===== Excerpted text
# Obviously true!



## Drummer (May 9, 2005)

King Ozymndias of Assyria was running low on cash after years of war with the Hittites. His last great possession was the Star of the Euphrates, the most valuable diamond in the ancient world. 8O

Desperate, he went to Crosus, the pawnbroker, to get a loan. 
Crosus said, "I'll give you 100,000 dinars for it." 8) 

"But I paid a million dinars for it," the King protested. 
"Don't you know who I am? I am the king!" :evil: 

So Crosus sang, "When you wish to pawn a Star, makes no 
difference who you are." :-({|=


----------



## 89118 (May 14, 2005)

A woman was very distraught over the fact that she had not had a date or
any sex for over 5 years.
She was afraid she might have something wrong
with her, so she decided to seek medical expertise with the well known
Chinese sex therapist, Dr Chang.

Upon entering the examination room, Dr Chang said OK, take off all your
crose.

The woman did as she was told. Now get down and craw reery, reery fass
to odderside of room. Again the woman did as she was instructed.

Dr Chang then said OK, now craw reery, reery fass back to me.

As she did Dr Chang shook his head slowly.

Your probrem vewy bad. You have Ed Zachary disease. Wurse case I ever
see.

Dat why you not haf sex or dates. The woman asked anxiously Oh my God,
Dr Chang what is Ed Zachary disease?

Dr Chang sighed deeply and replied, Ed Zachary disease is when your face
look Ed Zachary like your arse.


----------



## Motorhomersimpson (May 9, 2005)

Ron....vwey fwunny..... :lol: :lol: :lol: 

MHS...Rob


----------



## 89118 (May 14, 2005)

AAHH MOHAHOMAA FANCHOOO VELLY GLAD AAAAH SO


----------



## Motorhomersimpson (May 9, 2005)

Arrsse Sooo (doctor gave me cream for it) glassopper, you speaky the englesh vewly well.

MHS...Rob


----------
==========
===== Entries provided
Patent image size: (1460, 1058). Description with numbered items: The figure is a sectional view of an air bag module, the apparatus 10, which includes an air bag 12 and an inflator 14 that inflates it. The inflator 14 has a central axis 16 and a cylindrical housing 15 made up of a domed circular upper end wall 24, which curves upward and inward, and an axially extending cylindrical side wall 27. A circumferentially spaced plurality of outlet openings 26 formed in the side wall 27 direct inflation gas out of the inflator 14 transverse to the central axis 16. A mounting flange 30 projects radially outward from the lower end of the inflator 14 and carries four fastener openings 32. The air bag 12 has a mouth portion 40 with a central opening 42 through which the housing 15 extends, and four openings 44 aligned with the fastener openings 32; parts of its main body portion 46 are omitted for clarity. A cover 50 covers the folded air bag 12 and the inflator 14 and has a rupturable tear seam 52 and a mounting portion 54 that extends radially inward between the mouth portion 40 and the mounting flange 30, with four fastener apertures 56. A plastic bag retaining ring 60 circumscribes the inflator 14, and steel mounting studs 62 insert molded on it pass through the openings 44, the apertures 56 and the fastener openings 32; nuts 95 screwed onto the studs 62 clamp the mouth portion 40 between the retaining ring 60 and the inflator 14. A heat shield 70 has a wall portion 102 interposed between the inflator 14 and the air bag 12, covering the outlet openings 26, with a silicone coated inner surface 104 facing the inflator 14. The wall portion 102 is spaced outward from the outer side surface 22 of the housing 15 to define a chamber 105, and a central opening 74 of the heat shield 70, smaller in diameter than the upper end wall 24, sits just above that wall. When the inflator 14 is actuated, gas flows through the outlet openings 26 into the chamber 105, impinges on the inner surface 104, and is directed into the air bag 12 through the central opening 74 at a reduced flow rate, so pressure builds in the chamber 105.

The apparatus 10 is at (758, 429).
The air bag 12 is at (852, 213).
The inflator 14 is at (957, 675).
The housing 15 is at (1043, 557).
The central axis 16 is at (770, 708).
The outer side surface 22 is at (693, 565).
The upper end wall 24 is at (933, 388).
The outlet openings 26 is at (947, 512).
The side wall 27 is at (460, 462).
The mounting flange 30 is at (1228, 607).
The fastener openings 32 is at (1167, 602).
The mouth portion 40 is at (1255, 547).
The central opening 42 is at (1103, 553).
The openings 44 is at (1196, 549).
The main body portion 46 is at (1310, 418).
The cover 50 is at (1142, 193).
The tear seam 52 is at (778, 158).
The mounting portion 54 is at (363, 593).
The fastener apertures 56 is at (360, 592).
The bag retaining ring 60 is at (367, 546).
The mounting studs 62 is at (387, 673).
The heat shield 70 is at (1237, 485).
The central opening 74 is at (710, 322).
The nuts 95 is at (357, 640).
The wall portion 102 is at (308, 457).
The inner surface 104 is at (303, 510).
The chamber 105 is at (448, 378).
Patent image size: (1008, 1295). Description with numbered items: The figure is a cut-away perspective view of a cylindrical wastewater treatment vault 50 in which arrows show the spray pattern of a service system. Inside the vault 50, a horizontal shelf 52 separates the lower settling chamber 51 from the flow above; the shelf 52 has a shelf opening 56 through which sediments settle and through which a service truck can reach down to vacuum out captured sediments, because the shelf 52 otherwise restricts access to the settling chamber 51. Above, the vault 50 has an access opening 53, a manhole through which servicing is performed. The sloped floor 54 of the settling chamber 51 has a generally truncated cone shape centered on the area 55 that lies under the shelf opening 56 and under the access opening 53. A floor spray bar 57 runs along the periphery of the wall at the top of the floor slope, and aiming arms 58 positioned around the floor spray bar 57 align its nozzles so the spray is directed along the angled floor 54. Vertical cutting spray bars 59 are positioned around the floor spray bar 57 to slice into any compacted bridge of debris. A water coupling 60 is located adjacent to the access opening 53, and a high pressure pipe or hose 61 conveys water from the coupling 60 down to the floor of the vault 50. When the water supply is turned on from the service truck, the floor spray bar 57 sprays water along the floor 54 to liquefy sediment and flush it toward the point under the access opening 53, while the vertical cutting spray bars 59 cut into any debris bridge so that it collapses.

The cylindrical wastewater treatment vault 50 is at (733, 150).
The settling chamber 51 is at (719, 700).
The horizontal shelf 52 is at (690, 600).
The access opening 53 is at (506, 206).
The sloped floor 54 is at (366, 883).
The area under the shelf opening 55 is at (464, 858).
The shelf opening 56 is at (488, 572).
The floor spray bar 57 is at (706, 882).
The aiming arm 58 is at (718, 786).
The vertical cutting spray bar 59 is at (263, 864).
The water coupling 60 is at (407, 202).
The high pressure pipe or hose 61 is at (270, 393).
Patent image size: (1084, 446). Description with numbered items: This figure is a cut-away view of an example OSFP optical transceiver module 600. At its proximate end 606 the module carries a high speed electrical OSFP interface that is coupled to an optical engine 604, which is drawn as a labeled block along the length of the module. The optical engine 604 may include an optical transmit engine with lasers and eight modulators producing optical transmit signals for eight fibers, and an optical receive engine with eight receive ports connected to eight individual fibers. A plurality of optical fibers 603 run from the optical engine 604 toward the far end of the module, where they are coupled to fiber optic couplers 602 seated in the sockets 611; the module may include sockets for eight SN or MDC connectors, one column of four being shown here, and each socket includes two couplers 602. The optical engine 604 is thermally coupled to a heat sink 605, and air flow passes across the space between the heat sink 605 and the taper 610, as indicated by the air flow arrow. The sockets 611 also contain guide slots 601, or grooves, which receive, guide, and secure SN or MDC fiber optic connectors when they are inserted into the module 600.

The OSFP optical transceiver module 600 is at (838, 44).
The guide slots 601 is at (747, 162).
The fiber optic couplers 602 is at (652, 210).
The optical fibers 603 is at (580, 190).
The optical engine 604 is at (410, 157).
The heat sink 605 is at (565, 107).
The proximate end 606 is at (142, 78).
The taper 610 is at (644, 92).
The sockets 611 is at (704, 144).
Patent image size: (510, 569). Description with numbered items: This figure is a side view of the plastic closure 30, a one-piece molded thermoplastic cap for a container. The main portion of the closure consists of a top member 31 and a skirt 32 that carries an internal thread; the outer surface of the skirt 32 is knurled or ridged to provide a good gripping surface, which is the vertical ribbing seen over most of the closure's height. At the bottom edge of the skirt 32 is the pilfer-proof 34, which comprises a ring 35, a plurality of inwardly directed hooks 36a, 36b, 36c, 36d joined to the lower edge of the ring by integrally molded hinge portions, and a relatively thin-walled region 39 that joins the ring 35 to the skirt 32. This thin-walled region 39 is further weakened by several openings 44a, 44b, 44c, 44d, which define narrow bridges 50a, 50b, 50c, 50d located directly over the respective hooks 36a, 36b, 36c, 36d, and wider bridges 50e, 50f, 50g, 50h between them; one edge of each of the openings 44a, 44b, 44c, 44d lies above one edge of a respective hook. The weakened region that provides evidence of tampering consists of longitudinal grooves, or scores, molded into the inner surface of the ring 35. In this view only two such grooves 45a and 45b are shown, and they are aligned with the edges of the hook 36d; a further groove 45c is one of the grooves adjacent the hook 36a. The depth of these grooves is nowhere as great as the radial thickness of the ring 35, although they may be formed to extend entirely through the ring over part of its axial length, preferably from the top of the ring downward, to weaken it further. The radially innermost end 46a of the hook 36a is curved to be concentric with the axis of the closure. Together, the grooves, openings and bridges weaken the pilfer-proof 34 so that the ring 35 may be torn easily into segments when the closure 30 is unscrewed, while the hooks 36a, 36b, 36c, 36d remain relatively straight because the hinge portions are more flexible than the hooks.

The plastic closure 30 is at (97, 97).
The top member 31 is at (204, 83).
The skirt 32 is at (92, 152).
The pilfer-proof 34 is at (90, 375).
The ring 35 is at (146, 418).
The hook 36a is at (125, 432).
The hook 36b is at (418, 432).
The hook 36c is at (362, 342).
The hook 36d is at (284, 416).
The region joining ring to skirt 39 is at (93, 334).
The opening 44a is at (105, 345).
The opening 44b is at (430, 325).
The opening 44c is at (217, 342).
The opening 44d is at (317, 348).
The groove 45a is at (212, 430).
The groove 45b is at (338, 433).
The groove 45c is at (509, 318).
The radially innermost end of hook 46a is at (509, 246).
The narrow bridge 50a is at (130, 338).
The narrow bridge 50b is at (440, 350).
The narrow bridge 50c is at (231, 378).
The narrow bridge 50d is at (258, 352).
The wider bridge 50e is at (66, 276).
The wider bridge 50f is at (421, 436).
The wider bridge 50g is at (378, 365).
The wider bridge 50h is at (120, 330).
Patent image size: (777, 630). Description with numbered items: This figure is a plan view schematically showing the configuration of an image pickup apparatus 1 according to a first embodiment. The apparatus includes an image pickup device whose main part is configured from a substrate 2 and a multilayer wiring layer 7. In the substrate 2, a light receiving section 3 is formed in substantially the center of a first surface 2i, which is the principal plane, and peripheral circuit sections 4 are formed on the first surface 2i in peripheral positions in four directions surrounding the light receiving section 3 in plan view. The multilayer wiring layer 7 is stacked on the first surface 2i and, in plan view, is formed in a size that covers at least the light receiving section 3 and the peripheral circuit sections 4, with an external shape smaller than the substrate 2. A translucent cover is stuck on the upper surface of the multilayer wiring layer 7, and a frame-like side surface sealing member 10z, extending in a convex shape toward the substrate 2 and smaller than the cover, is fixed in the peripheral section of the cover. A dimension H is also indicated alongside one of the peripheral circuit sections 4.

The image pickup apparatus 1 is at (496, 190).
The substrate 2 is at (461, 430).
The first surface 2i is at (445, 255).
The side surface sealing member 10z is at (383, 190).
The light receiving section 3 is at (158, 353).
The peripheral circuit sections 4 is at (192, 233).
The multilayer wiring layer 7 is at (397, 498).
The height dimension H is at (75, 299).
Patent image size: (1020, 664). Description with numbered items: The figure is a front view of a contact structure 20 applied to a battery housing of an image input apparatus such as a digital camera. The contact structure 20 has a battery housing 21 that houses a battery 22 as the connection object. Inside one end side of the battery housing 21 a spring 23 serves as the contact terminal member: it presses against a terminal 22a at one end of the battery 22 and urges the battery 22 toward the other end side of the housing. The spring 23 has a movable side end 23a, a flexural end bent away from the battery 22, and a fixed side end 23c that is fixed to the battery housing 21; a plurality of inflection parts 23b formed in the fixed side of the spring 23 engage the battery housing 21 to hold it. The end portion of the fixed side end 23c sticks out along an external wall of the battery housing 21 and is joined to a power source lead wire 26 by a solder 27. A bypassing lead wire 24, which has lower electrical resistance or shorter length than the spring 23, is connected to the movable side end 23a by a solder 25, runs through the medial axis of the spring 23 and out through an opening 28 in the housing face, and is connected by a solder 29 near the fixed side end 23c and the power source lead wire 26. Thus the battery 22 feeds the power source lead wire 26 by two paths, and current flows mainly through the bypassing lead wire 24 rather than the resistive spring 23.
==========
→ Brief
Copy the part of the "Obviously true!" thread above word for word, starting at "## Drummer (May" and ending at "get a loan.".

→ Finished exercise
## Drummer (May 9, 2005)

King Ozymndias of Assyria was running low on cash after years of war with the Hittites. His last great possession was the Star of the Euphrates, the most valuable diamond in the ancient world. 8O

Desperate, he went to Crosus, the pawnbroker, to get a loan.